**Problem to work on:**
All lines holding the string "true" are to be shown.

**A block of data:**
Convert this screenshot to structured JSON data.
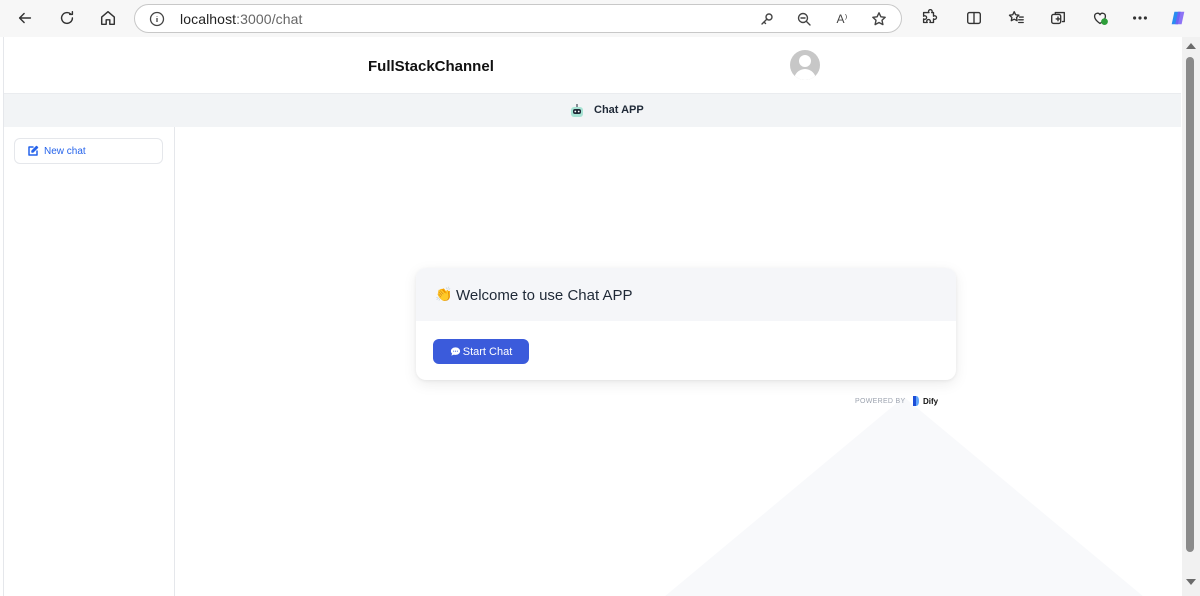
{
  "browser": {
    "url_host": "localhost",
    "url_path": ":3000/chat",
    "read_aloud_label": "A⁾"
  },
  "header": {
    "title": "FullStackChannel"
  },
  "app_bar": {
    "name": "Chat APP"
  },
  "sidebar": {
    "new_chat_label": "New chat"
  },
  "welcome": {
    "emoji": "👏",
    "title": "Welcome to use Chat APP",
    "start_label": "Start Chat"
  },
  "footer": {
    "powered_by": "POWERED BY",
    "brand": "Dify"
  },
  "colors": {
    "accent": "#3b5bdb",
    "link": "#2563eb"
  }
}
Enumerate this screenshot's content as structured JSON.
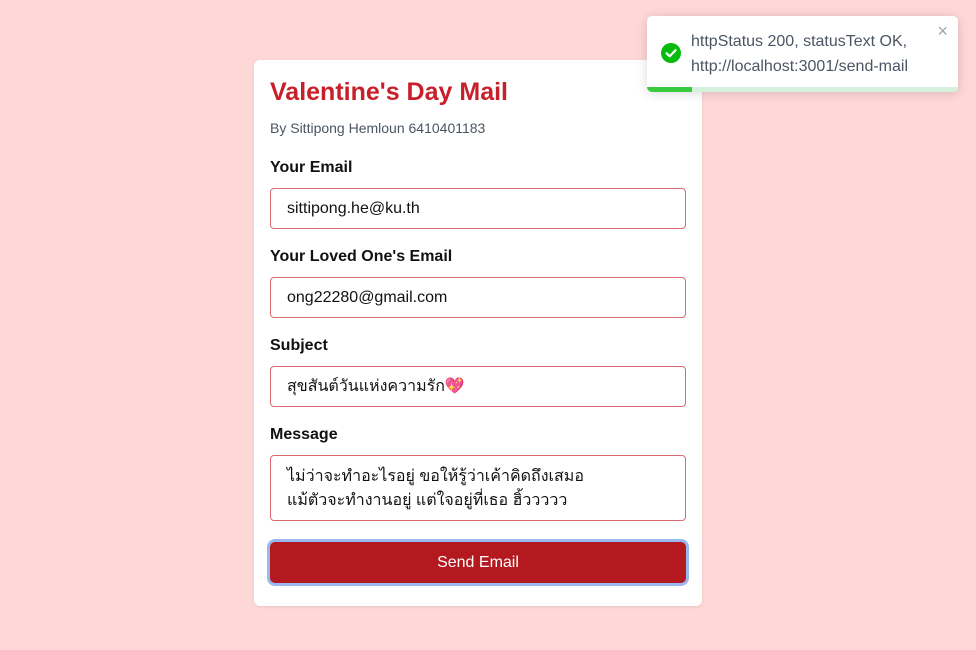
{
  "form": {
    "title": "Valentine's Day Mail",
    "byline": "By Sittipong Hemloun 6410401183",
    "email_label": "Your Email",
    "email_value": "sittipong.he@ku.th",
    "loved_label": "Your Loved One's Email",
    "loved_value": "ong22280@gmail.com",
    "subject_label": "Subject",
    "subject_value": "สุขสันต์วันแห่งความรัก💖",
    "message_label": "Message",
    "message_value": "ไม่ว่าจะทำอะไรอยู่ ขอให้รู้ว่าเค้าคิดถึงเสมอ\nแม้ตัวจะทำงานอยู่ แต่ใจอยู่ที่เธอ ฮิ้ววววว",
    "send_label": "Send Email"
  },
  "toast": {
    "line1": "httpStatus 200, statusText OK,",
    "line2": "http://localhost:3001/send-mail",
    "close_glyph": "×",
    "icon": "check-circle-icon",
    "progress": 0.145
  },
  "colors": {
    "page_background": "#fed7d7",
    "title": "#c8202a",
    "button": "#b4191f",
    "input_border": "#dc6a70",
    "success": "#07bc0c"
  }
}
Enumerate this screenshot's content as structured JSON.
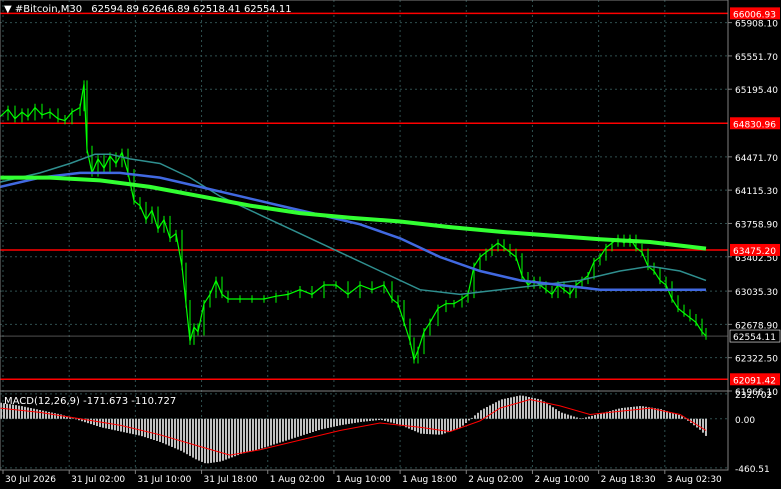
{
  "header": {
    "symbol": "#Bitcoin,M30",
    "ohlc": "62594.89 62646.89 62518.41 62554.11",
    "macd_label": "MACD(12,26,9) -171.673 -110.727"
  },
  "colors": {
    "background": "#000000",
    "grid": "#2f4f4f",
    "candles": "#00ff00",
    "ma_fast": "#2f8f8f",
    "ma_mid": "#4169e1",
    "ma_slow": "#32ff32",
    "level_line": "#ff0000",
    "macd_hist": "#c0c0c0",
    "macd_signal": "#ff0000",
    "axis_text": "#ffffff"
  },
  "chart_data": [
    {
      "type": "candlestick",
      "ylim": [
        61966.0,
        66150.0
      ],
      "y_ticks": [
        "65908.10",
        "65551.70",
        "65195.40",
        "64471.70",
        "64115.30",
        "63758.90",
        "63402.50",
        "63035.30",
        "62678.90",
        "62322.50",
        "61966.10"
      ],
      "y_tick_values": [
        65908.1,
        65551.7,
        65195.4,
        64471.7,
        64115.3,
        63758.9,
        63402.5,
        63035.3,
        62678.9,
        62322.5,
        61966.1
      ],
      "x_ticks": [
        "30 Jul 2026",
        "31 Jul 02:00",
        "31 Jul 10:00",
        "31 Jul 18:00",
        "1 Aug 02:00",
        "1 Aug 10:00",
        "1 Aug 18:00",
        "2 Aug 02:00",
        "2 Aug 10:00",
        "2 Aug 18:30",
        "3 Aug 02:30"
      ],
      "levels": [
        {
          "value": 66006.93,
          "label": "66006.93"
        },
        {
          "value": 64830.96,
          "label": "64830.96"
        },
        {
          "value": 63475.2,
          "label": "63475.20"
        },
        {
          "value": 62091.42,
          "label": "62091.42"
        }
      ],
      "current_price": {
        "value": 62554.11,
        "label": "62554.11"
      },
      "close_path": [
        [
          0,
          64900
        ],
        [
          8,
          64980
        ],
        [
          15,
          64880
        ],
        [
          22,
          64950
        ],
        [
          28,
          64900
        ],
        [
          35,
          65000
        ],
        [
          42,
          64920
        ],
        [
          50,
          64950
        ],
        [
          58,
          64880
        ],
        [
          65,
          64860
        ],
        [
          72,
          64950
        ],
        [
          80,
          65000
        ],
        [
          84,
          65250
        ],
        [
          87,
          64550
        ],
        [
          92,
          64300
        ],
        [
          98,
          64450
        ],
        [
          104,
          64350
        ],
        [
          110,
          64480
        ],
        [
          116,
          64400
        ],
        [
          122,
          64520
        ],
        [
          128,
          64300
        ],
        [
          134,
          64000
        ],
        [
          140,
          63950
        ],
        [
          146,
          63800
        ],
        [
          152,
          63900
        ],
        [
          158,
          63700
        ],
        [
          164,
          63800
        ],
        [
          170,
          63600
        ],
        [
          176,
          63650
        ],
        [
          182,
          63300
        ],
        [
          186,
          62900
        ],
        [
          190,
          62500
        ],
        [
          194,
          62650
        ],
        [
          198,
          62600
        ],
        [
          204,
          62900
        ],
        [
          210,
          63000
        ],
        [
          216,
          63150
        ],
        [
          222,
          63000
        ],
        [
          228,
          62950
        ],
        [
          240,
          62950
        ],
        [
          252,
          62950
        ],
        [
          264,
          62950
        ],
        [
          276,
          62980
        ],
        [
          288,
          63000
        ],
        [
          300,
          63050
        ],
        [
          312,
          63000
        ],
        [
          324,
          63100
        ],
        [
          336,
          63100
        ],
        [
          348,
          63000
        ],
        [
          360,
          63100
        ],
        [
          372,
          63050
        ],
        [
          384,
          63100
        ],
        [
          392,
          62950
        ],
        [
          398,
          62900
        ],
        [
          404,
          62700
        ],
        [
          410,
          62500
        ],
        [
          414,
          62300
        ],
        [
          418,
          62400
        ],
        [
          424,
          62600
        ],
        [
          430,
          62700
        ],
        [
          438,
          62850
        ],
        [
          446,
          62900
        ],
        [
          454,
          62900
        ],
        [
          462,
          62950
        ],
        [
          468,
          63000
        ],
        [
          474,
          63300
        ],
        [
          480,
          63400
        ],
        [
          486,
          63450
        ],
        [
          492,
          63500
        ],
        [
          498,
          63550
        ],
        [
          504,
          63500
        ],
        [
          510,
          63450
        ],
        [
          516,
          63400
        ],
        [
          522,
          63200
        ],
        [
          528,
          63100
        ],
        [
          534,
          63150
        ],
        [
          540,
          63100
        ],
        [
          546,
          63050
        ],
        [
          552,
          63000
        ],
        [
          558,
          63100
        ],
        [
          564,
          63050
        ],
        [
          570,
          63000
        ],
        [
          576,
          63100
        ],
        [
          582,
          63150
        ],
        [
          588,
          63200
        ],
        [
          594,
          63350
        ],
        [
          600,
          63400
        ],
        [
          606,
          63500
        ],
        [
          612,
          63550
        ],
        [
          618,
          63600
        ],
        [
          624,
          63550
        ],
        [
          630,
          63600
        ],
        [
          636,
          63500
        ],
        [
          642,
          63450
        ],
        [
          648,
          63300
        ],
        [
          654,
          63250
        ],
        [
          660,
          63150
        ],
        [
          666,
          63100
        ],
        [
          672,
          62950
        ],
        [
          678,
          62850
        ],
        [
          684,
          62800
        ],
        [
          690,
          62750
        ],
        [
          696,
          62700
        ],
        [
          702,
          62600
        ],
        [
          706,
          62554
        ]
      ],
      "ma_fast_path": [
        [
          0,
          64200
        ],
        [
          40,
          64300
        ],
        [
          70,
          64400
        ],
        [
          95,
          64500
        ],
        [
          110,
          64500
        ],
        [
          130,
          64450
        ],
        [
          160,
          64400
        ],
        [
          190,
          64250
        ],
        [
          220,
          64050
        ],
        [
          260,
          63850
        ],
        [
          300,
          63650
        ],
        [
          340,
          63450
        ],
        [
          380,
          63250
        ],
        [
          420,
          63050
        ],
        [
          460,
          63000
        ],
        [
          500,
          63050
        ],
        [
          540,
          63100
        ],
        [
          580,
          63150
        ],
        [
          620,
          63250
        ],
        [
          650,
          63300
        ],
        [
          680,
          63250
        ],
        [
          706,
          63150
        ]
      ],
      "ma_mid_path": [
        [
          0,
          64150
        ],
        [
          40,
          64250
        ],
        [
          80,
          64300
        ],
        [
          120,
          64300
        ],
        [
          160,
          64250
        ],
        [
          200,
          64150
        ],
        [
          240,
          64050
        ],
        [
          280,
          63950
        ],
        [
          320,
          63850
        ],
        [
          360,
          63750
        ],
        [
          400,
          63600
        ],
        [
          440,
          63400
        ],
        [
          480,
          63250
        ],
        [
          520,
          63150
        ],
        [
          560,
          63100
        ],
        [
          600,
          63050
        ],
        [
          640,
          63050
        ],
        [
          680,
          63050
        ],
        [
          706,
          63050
        ]
      ],
      "ma_slow_path": [
        [
          0,
          64250
        ],
        [
          50,
          64250
        ],
        [
          100,
          64220
        ],
        [
          150,
          64150
        ],
        [
          200,
          64050
        ],
        [
          250,
          63950
        ],
        [
          300,
          63870
        ],
        [
          350,
          63820
        ],
        [
          400,
          63780
        ],
        [
          450,
          63720
        ],
        [
          500,
          63670
        ],
        [
          550,
          63630
        ],
        [
          600,
          63590
        ],
        [
          650,
          63560
        ],
        [
          706,
          63490
        ]
      ]
    },
    {
      "type": "histogram",
      "ylim": [
        -480.0,
        260.0
      ],
      "y_ticks": [
        "232.702",
        "0.00",
        "-460.51"
      ],
      "y_tick_values": [
        232.702,
        0.0,
        -460.51
      ],
      "histogram_path": [
        [
          0,
          150
        ],
        [
          20,
          120
        ],
        [
          40,
          80
        ],
        [
          60,
          40
        ],
        [
          80,
          -20
        ],
        [
          100,
          -80
        ],
        [
          120,
          -120
        ],
        [
          140,
          -160
        ],
        [
          160,
          -220
        ],
        [
          180,
          -300
        ],
        [
          195,
          -380
        ],
        [
          205,
          -420
        ],
        [
          220,
          -400
        ],
        [
          240,
          -330
        ],
        [
          260,
          -280
        ],
        [
          280,
          -220
        ],
        [
          300,
          -160
        ],
        [
          320,
          -100
        ],
        [
          340,
          -60
        ],
        [
          360,
          -30
        ],
        [
          380,
          -10
        ],
        [
          400,
          -60
        ],
        [
          420,
          -140
        ],
        [
          440,
          -150
        ],
        [
          460,
          -80
        ],
        [
          480,
          80
        ],
        [
          500,
          180
        ],
        [
          520,
          220
        ],
        [
          540,
          180
        ],
        [
          560,
          60
        ],
        [
          580,
          0
        ],
        [
          600,
          50
        ],
        [
          620,
          100
        ],
        [
          640,
          120
        ],
        [
          660,
          90
        ],
        [
          680,
          30
        ],
        [
          700,
          -110
        ],
        [
          706,
          -171
        ]
      ],
      "signal_path": [
        [
          0,
          100
        ],
        [
          40,
          60
        ],
        [
          80,
          0
        ],
        [
          120,
          -60
        ],
        [
          160,
          -150
        ],
        [
          200,
          -260
        ],
        [
          230,
          -340
        ],
        [
          260,
          -290
        ],
        [
          300,
          -200
        ],
        [
          340,
          -110
        ],
        [
          380,
          -40
        ],
        [
          420,
          -80
        ],
        [
          450,
          -120
        ],
        [
          480,
          -20
        ],
        [
          500,
          100
        ],
        [
          530,
          180
        ],
        [
          560,
          120
        ],
        [
          590,
          40
        ],
        [
          620,
          70
        ],
        [
          650,
          100
        ],
        [
          680,
          40
        ],
        [
          706,
          -110
        ]
      ]
    }
  ]
}
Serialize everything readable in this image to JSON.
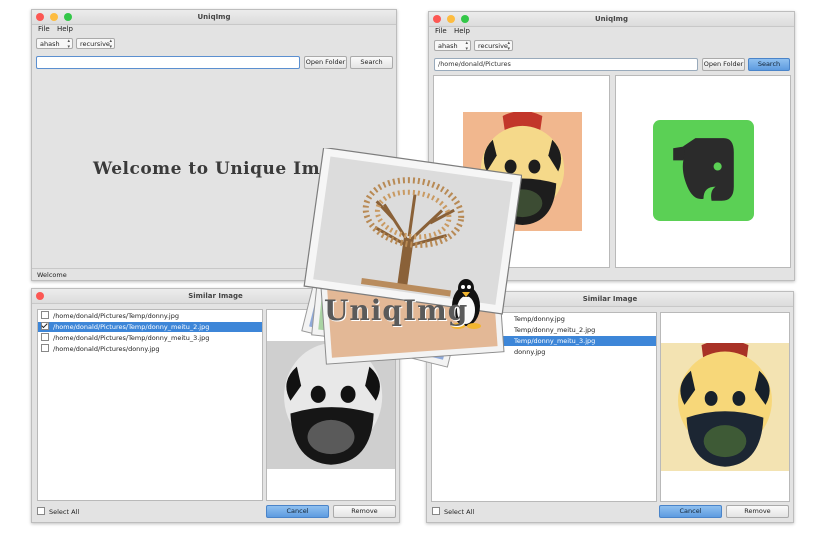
{
  "main_window": {
    "title": "UniqImg",
    "menu": [
      "File",
      "Help"
    ],
    "algorithm": "ahash",
    "mode": "recursive",
    "path_value": "",
    "open_folder": "Open Folder",
    "search": "Search",
    "welcome": "Welcome to Unique Image",
    "status": "Welcome"
  },
  "results_window": {
    "title": "UniqImg",
    "menu": [
      "File",
      "Help"
    ],
    "algorithm": "ahash",
    "mode": "recursive",
    "path_value": "/home/donald/Pictures",
    "open_folder": "Open Folder",
    "search": "Search"
  },
  "similar_left": {
    "title": "Similar Image",
    "items": [
      {
        "label": "/home/donald/Pictures/Temp/donny.jpg",
        "checked": false
      },
      {
        "label": "/home/donald/Pictures/Temp/donny_meitu_2.jpg",
        "checked": true
      },
      {
        "label": "/home/donald/Pictures/Temp/donny_meitu_3.jpg",
        "checked": false
      },
      {
        "label": "/home/donald/Pictures/donny.jpg",
        "checked": false
      }
    ],
    "select_all": "Select All",
    "cancel": "Cancel",
    "remove": "Remove"
  },
  "similar_right": {
    "title": "Similar Image",
    "items": [
      {
        "label": "Temp/donny.jpg"
      },
      {
        "label": "Temp/donny_meitu_2.jpg"
      },
      {
        "label": "Temp/donny_meitu_3.jpg"
      },
      {
        "label": "donny.jpg"
      }
    ],
    "select_all": "Select All",
    "cancel": "Cancel",
    "remove": "Remove"
  },
  "logo": {
    "text": "UniqImg",
    "icons": [
      "tree-icon",
      "penguin-icon"
    ]
  },
  "colors": {
    "selection": "#3d86d8",
    "button_blue": "#5e9be0",
    "evernote_green": "#5bd055"
  },
  "icons": [
    "donny-face-icon",
    "evernote-elephant-icon",
    "checkbox-icon"
  ]
}
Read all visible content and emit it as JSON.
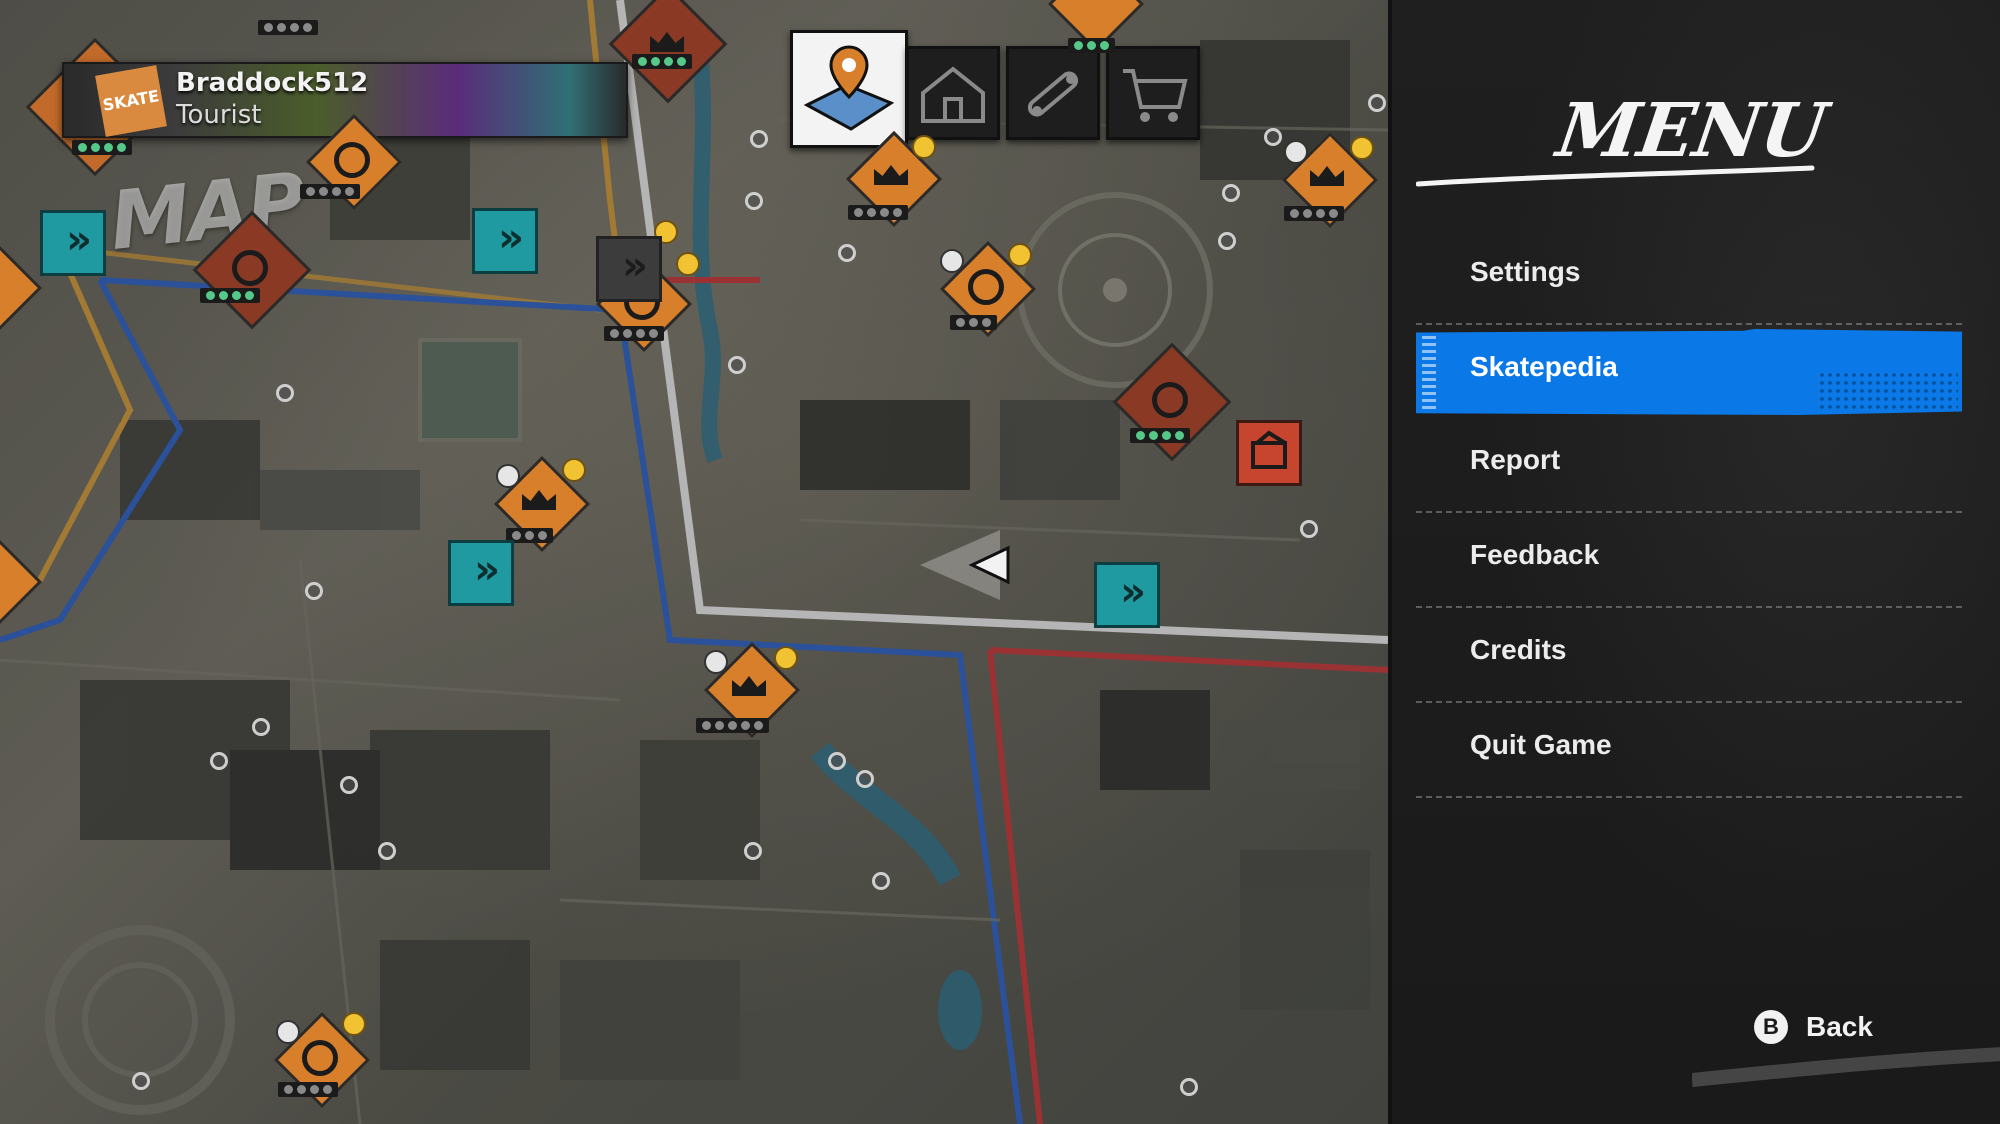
{
  "map": {
    "title": "MAP",
    "player": {
      "name": "Braddock512",
      "rank": "Tourist",
      "badge_text": "SKATE",
      "pips": [
        1,
        1,
        1,
        1
      ]
    },
    "tabs": [
      {
        "name": "map",
        "icon": "map-pin-icon",
        "active": true
      },
      {
        "name": "home",
        "icon": "house-icon",
        "active": false
      },
      {
        "name": "skate",
        "icon": "skateboard-icon",
        "active": false
      },
      {
        "name": "shop",
        "icon": "shopping-cart-icon",
        "active": false
      }
    ]
  },
  "menu": {
    "title": "MENU",
    "items": [
      {
        "label": "Settings",
        "selected": false
      },
      {
        "label": "Skatepedia",
        "selected": true
      },
      {
        "label": "Report",
        "selected": false
      },
      {
        "label": "Feedback",
        "selected": false
      },
      {
        "label": "Credits",
        "selected": false
      },
      {
        "label": "Quit Game",
        "selected": false
      }
    ],
    "back": {
      "button": "B",
      "label": "Back"
    }
  },
  "colors": {
    "menu_highlight": "#0a78e6",
    "marker_orange": "#d77f2a",
    "fast_travel_teal": "#1f9aa0",
    "pip_on": "#56c98a"
  }
}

**Result of the exercise:**
        "checked": true
        "active": true
        "selected": true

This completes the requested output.